▶ Problem to solve
Determine how many lines in these records hold "cloud". Only the number is wanted.
** START OF Material for this task **
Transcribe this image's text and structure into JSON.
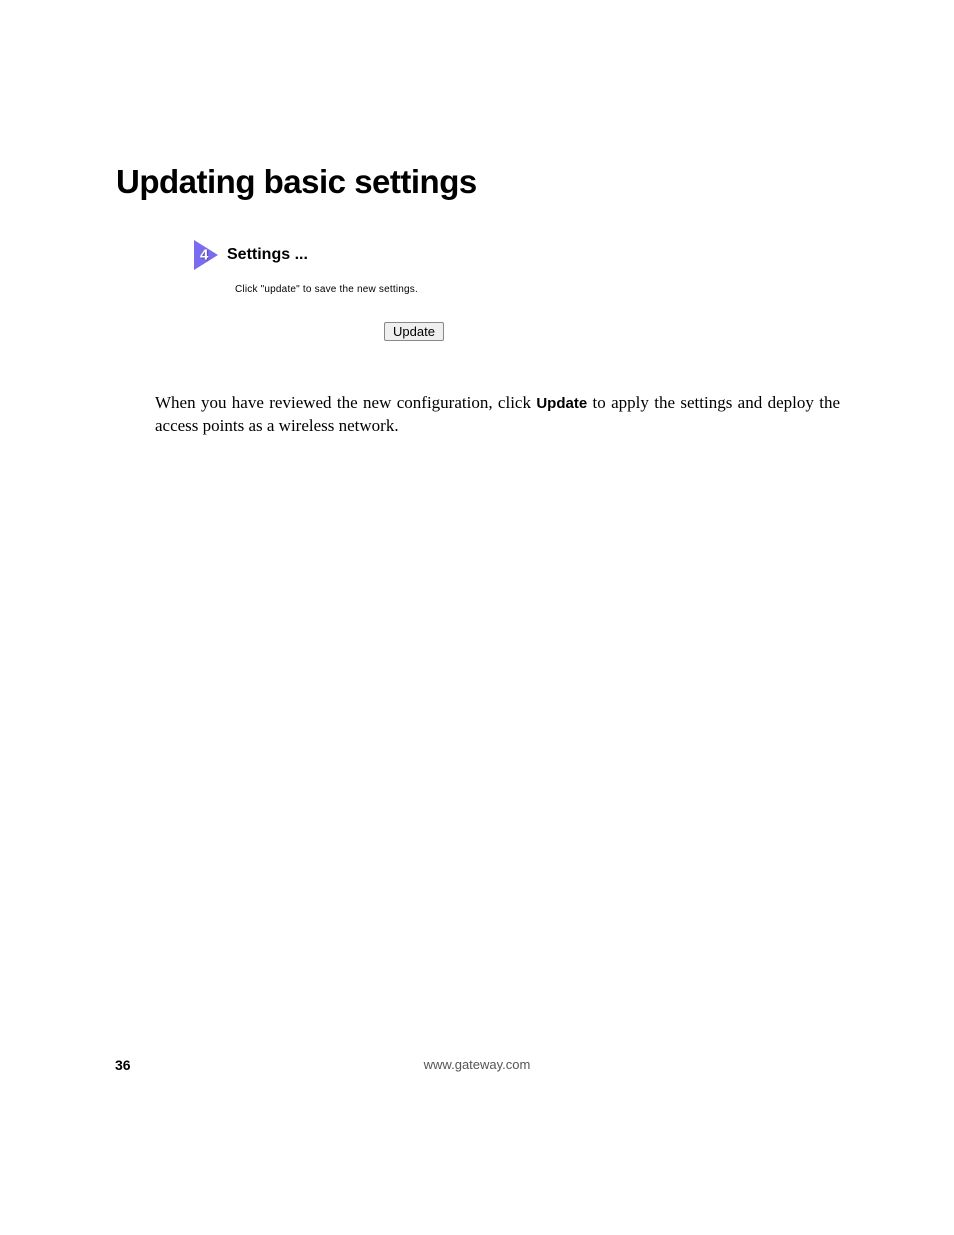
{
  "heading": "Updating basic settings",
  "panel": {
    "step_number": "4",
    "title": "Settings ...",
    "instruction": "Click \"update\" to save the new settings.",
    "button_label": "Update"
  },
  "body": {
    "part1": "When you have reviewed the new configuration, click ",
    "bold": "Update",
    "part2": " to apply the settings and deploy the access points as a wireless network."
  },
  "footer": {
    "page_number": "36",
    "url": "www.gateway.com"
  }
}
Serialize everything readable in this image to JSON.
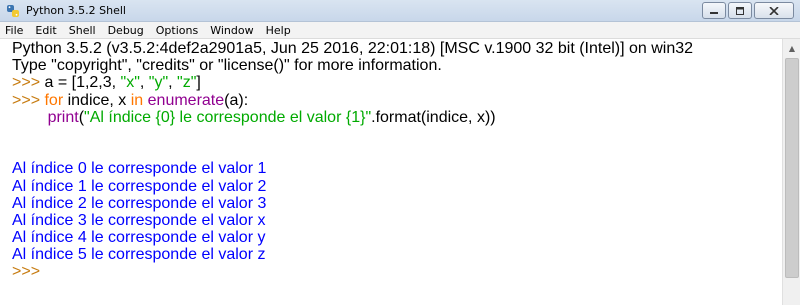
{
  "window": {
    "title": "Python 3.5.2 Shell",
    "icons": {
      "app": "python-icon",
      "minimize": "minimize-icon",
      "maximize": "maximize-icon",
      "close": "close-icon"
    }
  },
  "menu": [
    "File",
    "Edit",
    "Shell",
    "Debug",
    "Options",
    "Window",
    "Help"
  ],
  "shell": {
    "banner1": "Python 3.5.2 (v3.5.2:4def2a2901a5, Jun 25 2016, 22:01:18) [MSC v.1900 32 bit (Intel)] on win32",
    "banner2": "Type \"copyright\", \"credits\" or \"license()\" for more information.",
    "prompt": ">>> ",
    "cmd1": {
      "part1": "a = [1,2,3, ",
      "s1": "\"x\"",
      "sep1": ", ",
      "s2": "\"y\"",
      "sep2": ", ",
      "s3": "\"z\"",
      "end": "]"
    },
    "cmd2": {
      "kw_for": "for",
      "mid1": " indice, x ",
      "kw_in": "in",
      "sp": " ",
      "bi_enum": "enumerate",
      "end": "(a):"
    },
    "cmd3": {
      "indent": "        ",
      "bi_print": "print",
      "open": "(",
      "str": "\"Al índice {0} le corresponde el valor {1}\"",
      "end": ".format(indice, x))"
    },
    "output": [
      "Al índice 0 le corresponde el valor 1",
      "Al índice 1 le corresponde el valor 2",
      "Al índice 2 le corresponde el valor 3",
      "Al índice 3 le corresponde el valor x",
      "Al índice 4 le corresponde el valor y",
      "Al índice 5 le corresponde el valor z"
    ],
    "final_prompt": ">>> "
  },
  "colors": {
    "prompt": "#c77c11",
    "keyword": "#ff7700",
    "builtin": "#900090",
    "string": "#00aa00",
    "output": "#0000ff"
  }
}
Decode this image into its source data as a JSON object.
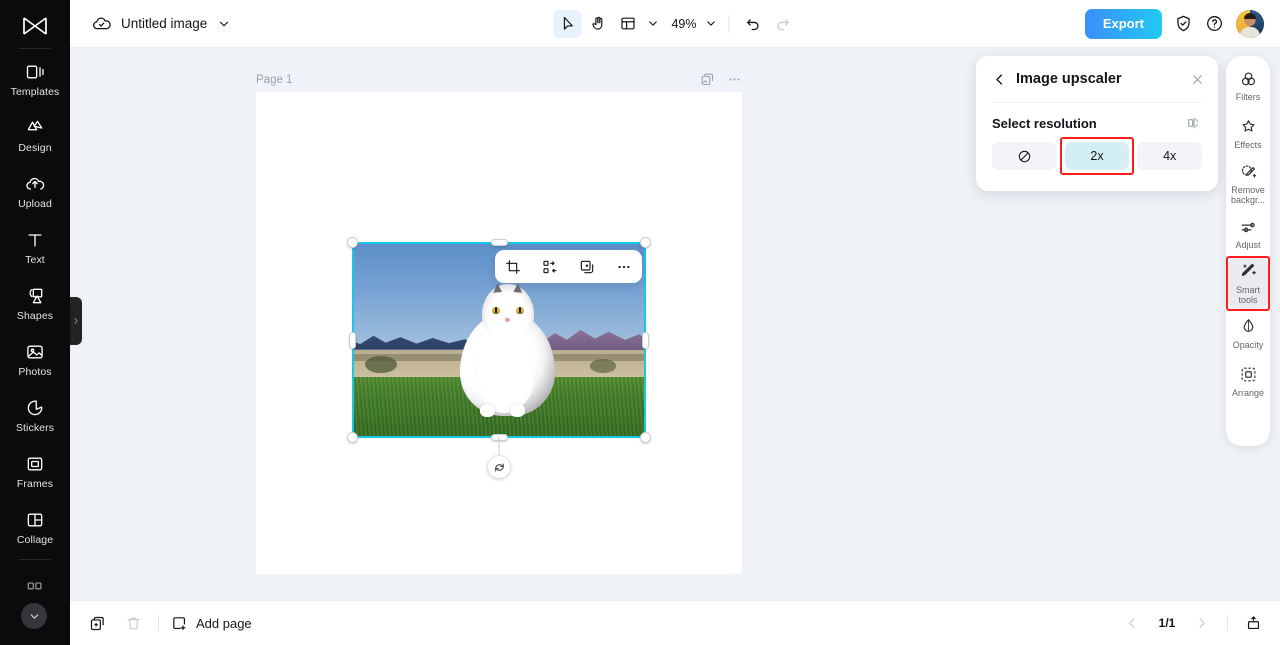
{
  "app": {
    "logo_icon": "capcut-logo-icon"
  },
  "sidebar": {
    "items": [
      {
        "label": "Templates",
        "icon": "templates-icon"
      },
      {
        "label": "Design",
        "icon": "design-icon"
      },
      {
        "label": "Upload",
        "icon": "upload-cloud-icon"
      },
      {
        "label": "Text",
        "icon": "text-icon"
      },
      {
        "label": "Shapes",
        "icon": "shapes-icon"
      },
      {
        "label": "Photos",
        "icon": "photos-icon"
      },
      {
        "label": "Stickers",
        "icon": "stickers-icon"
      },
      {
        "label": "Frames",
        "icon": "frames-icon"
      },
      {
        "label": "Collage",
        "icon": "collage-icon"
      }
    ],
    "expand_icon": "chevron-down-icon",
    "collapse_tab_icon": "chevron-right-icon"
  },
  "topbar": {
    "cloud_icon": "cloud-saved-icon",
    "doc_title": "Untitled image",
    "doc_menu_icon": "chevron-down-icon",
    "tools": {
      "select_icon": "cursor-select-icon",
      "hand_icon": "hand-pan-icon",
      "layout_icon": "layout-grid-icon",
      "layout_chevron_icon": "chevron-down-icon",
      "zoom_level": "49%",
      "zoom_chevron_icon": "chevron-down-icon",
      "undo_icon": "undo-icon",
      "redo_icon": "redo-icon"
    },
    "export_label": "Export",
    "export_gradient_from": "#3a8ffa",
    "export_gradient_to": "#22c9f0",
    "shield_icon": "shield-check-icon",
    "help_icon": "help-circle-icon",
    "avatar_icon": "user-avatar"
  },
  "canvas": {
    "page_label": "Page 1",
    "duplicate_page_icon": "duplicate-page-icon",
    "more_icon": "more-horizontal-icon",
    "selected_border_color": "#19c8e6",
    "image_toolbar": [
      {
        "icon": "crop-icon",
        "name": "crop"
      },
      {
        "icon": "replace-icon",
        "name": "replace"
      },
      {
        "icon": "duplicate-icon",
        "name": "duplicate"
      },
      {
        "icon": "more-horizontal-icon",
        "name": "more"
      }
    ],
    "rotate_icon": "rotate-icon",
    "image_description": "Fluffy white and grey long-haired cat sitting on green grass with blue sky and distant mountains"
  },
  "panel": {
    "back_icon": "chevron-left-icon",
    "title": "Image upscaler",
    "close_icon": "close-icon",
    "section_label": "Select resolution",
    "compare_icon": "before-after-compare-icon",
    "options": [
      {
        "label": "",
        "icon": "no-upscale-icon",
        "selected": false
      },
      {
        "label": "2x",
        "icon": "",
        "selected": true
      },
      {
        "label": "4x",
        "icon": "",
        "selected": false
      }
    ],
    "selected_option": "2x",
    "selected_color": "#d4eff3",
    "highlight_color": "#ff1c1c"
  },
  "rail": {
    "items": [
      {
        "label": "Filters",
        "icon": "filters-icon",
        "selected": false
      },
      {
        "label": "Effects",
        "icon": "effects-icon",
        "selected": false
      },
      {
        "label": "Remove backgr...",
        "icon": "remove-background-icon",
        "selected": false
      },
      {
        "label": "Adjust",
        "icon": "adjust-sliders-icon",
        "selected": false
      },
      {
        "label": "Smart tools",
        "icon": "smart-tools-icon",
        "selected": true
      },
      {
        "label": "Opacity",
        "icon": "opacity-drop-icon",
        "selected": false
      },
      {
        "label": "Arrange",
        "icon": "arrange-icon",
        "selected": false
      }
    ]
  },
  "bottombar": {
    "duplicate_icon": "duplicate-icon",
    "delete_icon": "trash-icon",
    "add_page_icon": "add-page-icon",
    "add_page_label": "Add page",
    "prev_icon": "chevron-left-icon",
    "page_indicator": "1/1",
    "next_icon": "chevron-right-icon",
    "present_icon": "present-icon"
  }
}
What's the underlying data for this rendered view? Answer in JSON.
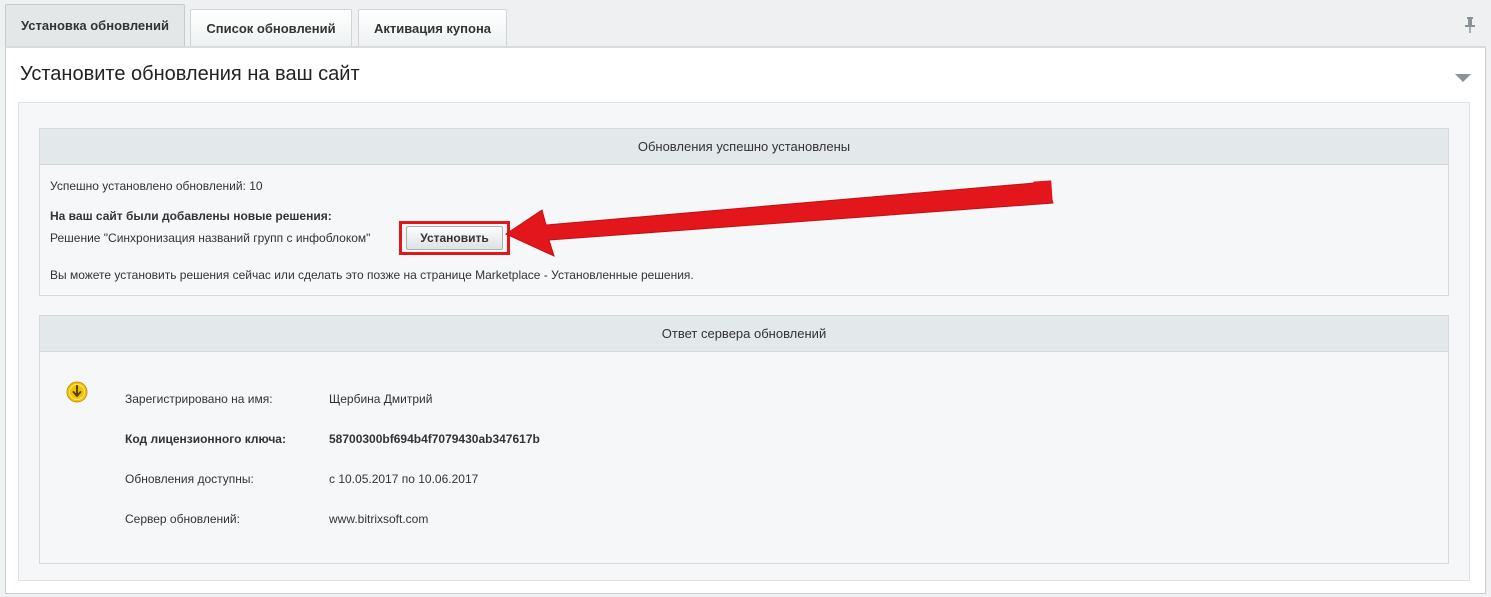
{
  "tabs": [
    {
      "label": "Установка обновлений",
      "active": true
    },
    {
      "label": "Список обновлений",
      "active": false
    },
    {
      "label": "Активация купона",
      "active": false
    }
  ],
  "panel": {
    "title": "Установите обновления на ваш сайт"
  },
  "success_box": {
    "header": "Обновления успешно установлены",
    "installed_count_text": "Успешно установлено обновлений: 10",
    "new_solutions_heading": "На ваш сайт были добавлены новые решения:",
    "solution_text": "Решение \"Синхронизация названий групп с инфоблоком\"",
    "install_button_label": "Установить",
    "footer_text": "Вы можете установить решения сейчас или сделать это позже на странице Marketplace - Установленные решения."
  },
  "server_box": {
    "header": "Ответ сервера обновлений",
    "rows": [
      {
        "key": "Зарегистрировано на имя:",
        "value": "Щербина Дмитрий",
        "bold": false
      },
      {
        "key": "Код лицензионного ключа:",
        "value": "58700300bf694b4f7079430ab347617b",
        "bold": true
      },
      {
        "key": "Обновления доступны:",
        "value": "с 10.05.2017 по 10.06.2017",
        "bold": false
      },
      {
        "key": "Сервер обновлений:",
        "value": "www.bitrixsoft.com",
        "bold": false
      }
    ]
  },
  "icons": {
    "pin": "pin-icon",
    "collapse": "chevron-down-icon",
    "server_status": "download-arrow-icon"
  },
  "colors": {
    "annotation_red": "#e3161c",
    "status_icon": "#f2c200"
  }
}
** END OF Material for this task **
▶ The completed task
2